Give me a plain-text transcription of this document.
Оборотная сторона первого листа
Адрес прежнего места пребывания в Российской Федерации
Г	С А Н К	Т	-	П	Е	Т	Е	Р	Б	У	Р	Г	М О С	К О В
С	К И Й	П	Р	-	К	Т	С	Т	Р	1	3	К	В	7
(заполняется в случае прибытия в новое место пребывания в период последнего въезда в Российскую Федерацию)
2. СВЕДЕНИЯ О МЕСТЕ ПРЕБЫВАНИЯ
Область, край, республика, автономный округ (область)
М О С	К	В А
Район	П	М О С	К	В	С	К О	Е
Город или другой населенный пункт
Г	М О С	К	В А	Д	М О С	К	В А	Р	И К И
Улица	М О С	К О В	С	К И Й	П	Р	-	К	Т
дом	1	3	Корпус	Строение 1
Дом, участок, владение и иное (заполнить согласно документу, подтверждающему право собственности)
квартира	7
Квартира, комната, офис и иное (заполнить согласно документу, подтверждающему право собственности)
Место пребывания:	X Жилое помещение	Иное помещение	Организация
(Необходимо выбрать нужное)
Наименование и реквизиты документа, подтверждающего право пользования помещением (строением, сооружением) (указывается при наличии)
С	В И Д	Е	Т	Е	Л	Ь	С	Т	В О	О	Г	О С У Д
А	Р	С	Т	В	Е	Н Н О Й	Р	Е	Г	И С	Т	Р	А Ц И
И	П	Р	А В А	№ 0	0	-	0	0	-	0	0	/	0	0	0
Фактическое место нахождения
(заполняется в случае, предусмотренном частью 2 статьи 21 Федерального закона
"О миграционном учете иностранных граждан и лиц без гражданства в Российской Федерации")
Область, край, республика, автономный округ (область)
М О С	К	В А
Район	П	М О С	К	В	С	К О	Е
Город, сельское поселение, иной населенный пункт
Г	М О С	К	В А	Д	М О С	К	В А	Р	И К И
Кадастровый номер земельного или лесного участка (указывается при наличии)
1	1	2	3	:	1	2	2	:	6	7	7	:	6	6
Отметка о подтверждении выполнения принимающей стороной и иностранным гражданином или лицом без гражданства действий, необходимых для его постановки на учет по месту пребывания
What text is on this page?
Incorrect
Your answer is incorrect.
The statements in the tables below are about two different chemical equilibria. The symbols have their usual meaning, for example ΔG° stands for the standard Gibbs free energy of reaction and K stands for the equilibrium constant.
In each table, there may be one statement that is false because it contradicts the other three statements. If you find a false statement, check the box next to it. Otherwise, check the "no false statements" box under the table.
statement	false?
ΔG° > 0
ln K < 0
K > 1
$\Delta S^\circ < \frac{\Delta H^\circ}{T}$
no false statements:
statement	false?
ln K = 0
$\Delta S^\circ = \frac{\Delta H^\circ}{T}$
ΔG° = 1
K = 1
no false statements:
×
--------------------------------
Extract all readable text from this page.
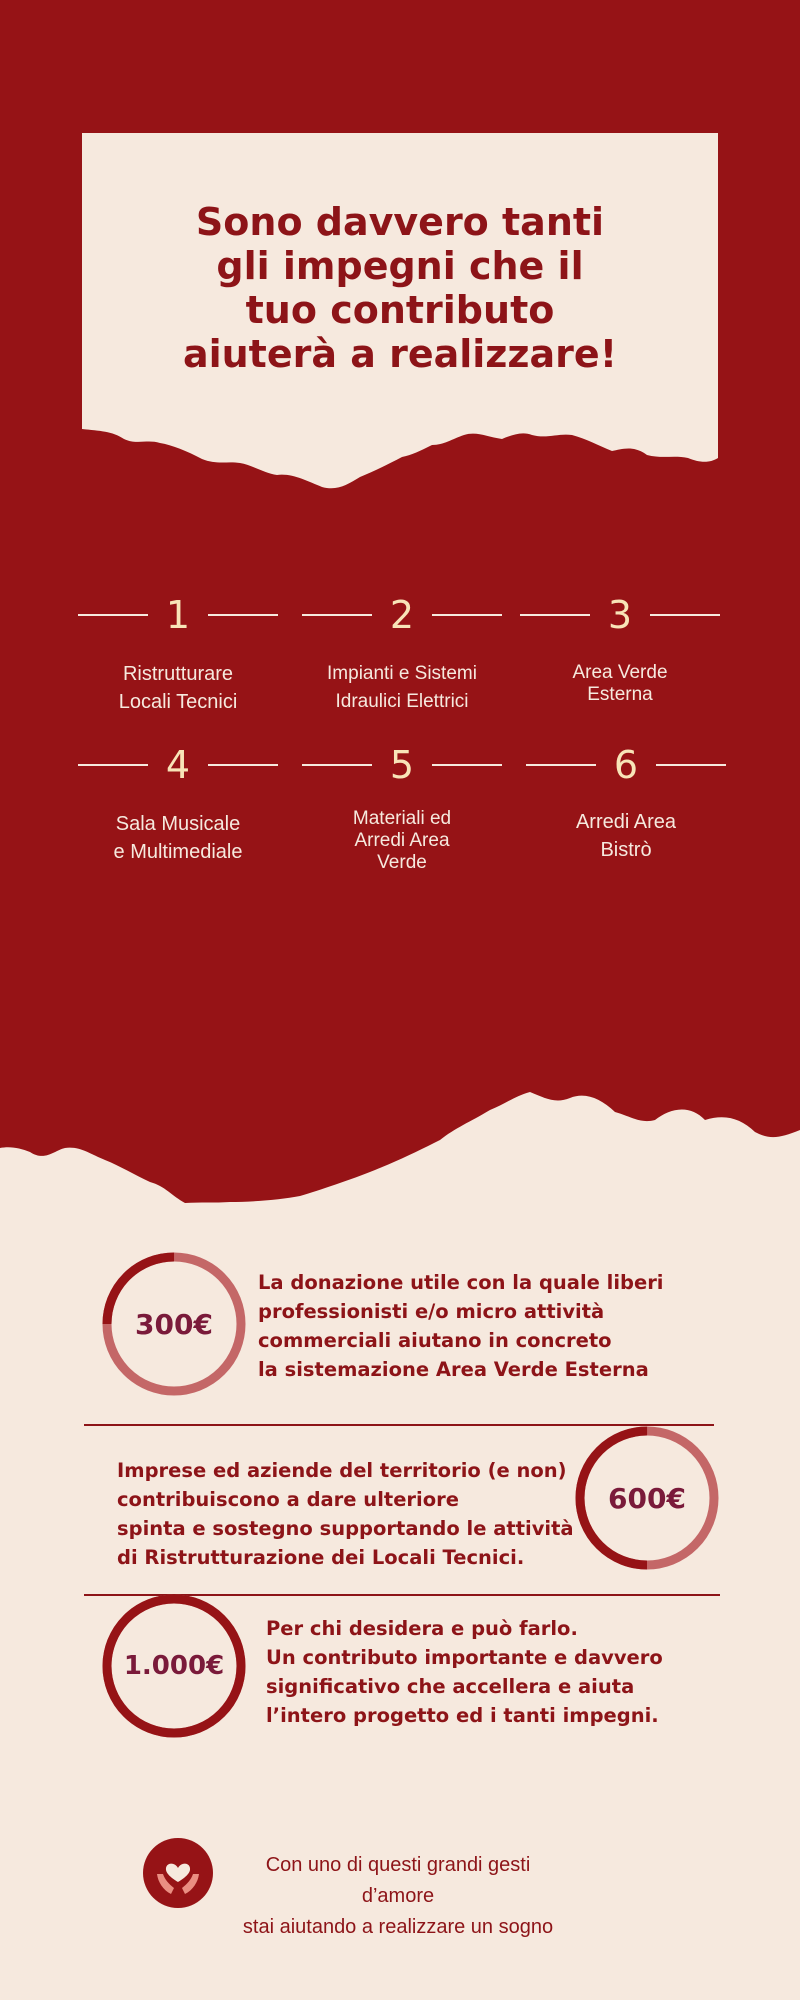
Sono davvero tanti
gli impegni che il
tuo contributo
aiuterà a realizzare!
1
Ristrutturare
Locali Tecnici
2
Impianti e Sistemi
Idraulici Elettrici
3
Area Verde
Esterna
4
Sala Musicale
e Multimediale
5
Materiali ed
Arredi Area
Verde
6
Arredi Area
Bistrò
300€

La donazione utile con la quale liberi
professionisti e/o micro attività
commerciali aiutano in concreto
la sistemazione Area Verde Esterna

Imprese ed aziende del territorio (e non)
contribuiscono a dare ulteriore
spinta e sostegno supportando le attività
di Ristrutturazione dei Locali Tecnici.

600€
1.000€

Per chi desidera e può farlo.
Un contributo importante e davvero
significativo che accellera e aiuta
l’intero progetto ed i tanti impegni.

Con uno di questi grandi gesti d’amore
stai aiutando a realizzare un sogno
--------------------------------
DIRECTIONS FOR THIS TASK =>
State how many lines of the listing hold the string "Esterna"; reply with the number and nothing else.

SOLUTION FOR THIS TASK =>
2